Set out the listing as a numbered list, starting with its first line and continuing through the line containing "data-label: 1.9 — [703, 208, 731, 233]", both included, and omit any blank lines.

## Begin

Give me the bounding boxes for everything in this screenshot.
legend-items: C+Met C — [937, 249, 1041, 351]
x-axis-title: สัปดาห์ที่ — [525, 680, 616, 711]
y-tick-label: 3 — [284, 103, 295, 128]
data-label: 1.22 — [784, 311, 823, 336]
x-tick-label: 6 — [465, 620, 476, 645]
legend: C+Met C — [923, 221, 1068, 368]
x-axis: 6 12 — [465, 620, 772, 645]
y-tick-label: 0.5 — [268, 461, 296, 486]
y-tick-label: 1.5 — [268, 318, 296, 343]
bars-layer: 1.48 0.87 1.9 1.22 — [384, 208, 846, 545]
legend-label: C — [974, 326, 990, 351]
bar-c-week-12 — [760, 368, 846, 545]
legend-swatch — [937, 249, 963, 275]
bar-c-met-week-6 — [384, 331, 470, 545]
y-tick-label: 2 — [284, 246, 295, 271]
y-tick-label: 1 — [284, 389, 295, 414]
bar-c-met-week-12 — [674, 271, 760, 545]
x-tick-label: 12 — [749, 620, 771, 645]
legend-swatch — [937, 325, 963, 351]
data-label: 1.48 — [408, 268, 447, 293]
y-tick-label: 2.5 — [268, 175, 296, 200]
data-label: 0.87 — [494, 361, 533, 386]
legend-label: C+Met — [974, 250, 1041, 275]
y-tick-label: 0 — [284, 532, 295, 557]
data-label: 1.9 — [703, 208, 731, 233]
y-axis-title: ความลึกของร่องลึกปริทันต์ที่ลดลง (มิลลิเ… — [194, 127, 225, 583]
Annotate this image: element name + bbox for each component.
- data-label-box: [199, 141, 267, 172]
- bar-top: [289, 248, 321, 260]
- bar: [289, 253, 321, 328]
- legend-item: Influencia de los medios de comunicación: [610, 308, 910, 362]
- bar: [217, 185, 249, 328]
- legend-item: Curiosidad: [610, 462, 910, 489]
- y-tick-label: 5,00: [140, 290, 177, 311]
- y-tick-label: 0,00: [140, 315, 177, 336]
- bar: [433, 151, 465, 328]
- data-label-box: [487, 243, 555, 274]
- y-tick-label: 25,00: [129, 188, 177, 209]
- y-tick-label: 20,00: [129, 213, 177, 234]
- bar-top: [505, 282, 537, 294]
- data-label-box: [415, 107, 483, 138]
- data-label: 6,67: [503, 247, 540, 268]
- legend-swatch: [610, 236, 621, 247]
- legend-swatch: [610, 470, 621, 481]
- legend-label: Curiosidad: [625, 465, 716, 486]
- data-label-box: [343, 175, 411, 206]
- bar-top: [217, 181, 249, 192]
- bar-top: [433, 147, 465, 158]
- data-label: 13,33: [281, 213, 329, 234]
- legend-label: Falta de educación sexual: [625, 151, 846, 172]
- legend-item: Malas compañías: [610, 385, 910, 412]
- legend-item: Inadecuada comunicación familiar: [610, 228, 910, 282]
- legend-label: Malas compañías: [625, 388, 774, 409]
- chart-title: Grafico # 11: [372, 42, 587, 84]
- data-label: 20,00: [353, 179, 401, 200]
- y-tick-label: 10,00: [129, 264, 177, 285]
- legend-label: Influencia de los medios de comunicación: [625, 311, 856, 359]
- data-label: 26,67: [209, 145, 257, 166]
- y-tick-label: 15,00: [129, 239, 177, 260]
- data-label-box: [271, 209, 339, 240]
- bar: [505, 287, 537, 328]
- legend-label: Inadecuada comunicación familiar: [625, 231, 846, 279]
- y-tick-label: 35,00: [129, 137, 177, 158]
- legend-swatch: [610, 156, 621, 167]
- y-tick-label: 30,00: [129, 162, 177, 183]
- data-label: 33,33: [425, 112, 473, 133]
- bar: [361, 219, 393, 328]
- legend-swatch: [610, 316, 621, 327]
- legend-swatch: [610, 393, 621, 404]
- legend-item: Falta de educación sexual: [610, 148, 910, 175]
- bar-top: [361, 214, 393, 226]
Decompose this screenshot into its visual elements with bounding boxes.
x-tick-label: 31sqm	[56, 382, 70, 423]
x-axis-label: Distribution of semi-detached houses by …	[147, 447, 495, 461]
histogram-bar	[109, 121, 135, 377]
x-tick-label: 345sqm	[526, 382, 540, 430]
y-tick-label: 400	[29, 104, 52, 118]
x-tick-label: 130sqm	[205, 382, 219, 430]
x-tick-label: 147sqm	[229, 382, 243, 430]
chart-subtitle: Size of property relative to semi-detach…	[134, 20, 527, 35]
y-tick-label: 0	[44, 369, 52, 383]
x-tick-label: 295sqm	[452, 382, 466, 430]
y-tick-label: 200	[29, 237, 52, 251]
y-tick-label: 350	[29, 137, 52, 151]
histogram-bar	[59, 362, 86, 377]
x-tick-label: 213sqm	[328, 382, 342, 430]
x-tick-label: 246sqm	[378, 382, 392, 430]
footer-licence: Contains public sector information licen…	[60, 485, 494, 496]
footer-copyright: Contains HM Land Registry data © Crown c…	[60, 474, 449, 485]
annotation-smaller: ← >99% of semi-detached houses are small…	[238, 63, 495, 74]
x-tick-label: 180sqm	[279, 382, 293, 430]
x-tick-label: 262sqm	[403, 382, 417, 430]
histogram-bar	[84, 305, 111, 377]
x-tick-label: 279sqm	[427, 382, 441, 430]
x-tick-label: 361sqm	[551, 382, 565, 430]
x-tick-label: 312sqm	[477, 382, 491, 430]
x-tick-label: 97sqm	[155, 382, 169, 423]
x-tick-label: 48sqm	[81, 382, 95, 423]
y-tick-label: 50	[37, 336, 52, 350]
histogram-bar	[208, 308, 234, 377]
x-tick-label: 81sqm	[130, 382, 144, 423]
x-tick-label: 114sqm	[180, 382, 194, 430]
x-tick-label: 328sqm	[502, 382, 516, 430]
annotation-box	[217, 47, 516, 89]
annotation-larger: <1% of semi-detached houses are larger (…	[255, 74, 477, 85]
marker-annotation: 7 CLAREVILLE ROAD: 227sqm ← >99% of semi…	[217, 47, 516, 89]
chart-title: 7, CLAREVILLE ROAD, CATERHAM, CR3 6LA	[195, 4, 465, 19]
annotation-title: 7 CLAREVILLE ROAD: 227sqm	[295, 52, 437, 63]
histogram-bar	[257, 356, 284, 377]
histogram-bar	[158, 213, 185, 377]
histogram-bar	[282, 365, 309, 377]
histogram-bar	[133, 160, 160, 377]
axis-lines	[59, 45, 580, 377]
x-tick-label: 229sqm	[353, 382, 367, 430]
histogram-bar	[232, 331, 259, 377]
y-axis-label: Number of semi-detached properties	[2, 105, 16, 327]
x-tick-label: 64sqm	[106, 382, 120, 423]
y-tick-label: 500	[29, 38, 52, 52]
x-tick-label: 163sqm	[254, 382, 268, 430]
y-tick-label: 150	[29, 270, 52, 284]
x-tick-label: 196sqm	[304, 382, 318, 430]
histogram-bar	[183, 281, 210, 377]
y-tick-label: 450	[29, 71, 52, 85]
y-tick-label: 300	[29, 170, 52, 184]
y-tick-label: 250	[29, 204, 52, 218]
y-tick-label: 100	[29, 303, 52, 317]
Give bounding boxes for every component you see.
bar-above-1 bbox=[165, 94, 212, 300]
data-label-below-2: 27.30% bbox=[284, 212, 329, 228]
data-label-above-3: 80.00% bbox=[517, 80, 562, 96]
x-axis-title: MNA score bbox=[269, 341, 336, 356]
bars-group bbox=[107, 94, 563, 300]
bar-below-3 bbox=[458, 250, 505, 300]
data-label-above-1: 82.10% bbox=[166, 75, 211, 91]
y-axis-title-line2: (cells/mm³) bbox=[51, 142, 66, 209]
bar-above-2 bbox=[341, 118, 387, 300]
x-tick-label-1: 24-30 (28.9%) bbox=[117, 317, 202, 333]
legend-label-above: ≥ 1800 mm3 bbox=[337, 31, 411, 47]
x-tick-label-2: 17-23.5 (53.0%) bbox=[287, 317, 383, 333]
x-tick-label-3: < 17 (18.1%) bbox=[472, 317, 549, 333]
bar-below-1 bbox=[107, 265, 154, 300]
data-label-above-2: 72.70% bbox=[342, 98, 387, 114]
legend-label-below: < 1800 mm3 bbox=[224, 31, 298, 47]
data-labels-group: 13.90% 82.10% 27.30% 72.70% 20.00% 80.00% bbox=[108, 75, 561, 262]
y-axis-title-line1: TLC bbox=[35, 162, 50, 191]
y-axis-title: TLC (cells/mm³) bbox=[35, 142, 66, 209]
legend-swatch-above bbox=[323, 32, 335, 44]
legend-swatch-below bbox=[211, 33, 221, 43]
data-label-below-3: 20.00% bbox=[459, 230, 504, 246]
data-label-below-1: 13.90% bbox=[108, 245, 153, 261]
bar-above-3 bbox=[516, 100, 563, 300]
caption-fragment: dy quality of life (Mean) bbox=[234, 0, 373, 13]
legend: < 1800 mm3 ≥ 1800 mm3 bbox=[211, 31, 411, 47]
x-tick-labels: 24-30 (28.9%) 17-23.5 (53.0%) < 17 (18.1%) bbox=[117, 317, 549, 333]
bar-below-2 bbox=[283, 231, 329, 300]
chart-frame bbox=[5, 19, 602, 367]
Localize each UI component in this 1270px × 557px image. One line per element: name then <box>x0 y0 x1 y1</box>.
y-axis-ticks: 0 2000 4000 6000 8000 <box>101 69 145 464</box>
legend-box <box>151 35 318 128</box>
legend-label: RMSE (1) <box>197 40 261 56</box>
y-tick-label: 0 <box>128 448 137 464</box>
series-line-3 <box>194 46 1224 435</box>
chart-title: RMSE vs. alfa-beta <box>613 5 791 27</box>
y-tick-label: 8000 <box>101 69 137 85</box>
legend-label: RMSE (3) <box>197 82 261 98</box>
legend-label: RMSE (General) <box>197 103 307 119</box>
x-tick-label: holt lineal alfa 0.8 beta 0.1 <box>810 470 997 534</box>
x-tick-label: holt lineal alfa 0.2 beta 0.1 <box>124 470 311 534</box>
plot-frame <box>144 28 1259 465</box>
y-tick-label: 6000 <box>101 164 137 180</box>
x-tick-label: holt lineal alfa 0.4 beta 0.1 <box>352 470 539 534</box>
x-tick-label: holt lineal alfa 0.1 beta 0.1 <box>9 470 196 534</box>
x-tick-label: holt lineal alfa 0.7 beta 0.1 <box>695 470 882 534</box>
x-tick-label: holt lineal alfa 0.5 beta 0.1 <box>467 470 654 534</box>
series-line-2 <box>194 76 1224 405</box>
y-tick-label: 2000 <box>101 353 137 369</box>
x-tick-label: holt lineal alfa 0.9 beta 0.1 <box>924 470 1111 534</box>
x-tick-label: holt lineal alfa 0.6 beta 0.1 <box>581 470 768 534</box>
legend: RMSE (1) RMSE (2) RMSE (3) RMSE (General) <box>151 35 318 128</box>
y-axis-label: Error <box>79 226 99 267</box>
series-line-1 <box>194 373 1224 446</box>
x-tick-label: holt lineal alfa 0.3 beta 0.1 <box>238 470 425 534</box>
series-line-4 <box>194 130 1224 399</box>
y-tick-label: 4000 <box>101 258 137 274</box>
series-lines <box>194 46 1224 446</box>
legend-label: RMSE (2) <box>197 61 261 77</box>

## End

[SOLUTION]
1. Give me the bounding boxes for everything in this screenshot.
2. legend-items: C+Met C — [937, 249, 1041, 351]
3. x-axis-title: สัปดาห์ที่ — [525, 680, 616, 711]
4. y-tick-label: 3 — [284, 103, 295, 128]
5. data-label: 1.22 — [784, 311, 823, 336]
6. x-tick-label: 6 — [465, 620, 476, 645]
7. legend: C+Met C — [923, 221, 1068, 368]
8. x-axis: 6 12 — [465, 620, 772, 645]
9. y-tick-label: 0.5 — [268, 461, 296, 486]
10. y-tick-label: 1.5 — [268, 318, 296, 343]
11. bars-layer: 1.48 0.87 1.9 1.22 — [384, 208, 846, 545]
12. legend-label: C — [974, 326, 990, 351]
13. bar-c-week-12 — [760, 368, 846, 545]
14. legend-swatch — [937, 249, 963, 275]
15. bar-c-met-week-6 — [384, 331, 470, 545]
16. y-tick-label: 2 — [284, 246, 295, 271]
17. y-tick-label: 1 — [284, 389, 295, 414]
18. bar-c-met-week-12 — [674, 271, 760, 545]
19. x-tick-label: 12 — [749, 620, 771, 645]
20. legend-swatch — [937, 325, 963, 351]
21. data-label: 1.48 — [408, 268, 447, 293]
22. y-tick-label: 2.5 — [268, 175, 296, 200]
23. data-label: 0.87 — [494, 361, 533, 386]
24. legend-label: C+Met — [974, 250, 1041, 275]
25. y-tick-label: 0 — [284, 532, 295, 557]
26. data-label: 1.9 — [703, 208, 731, 233]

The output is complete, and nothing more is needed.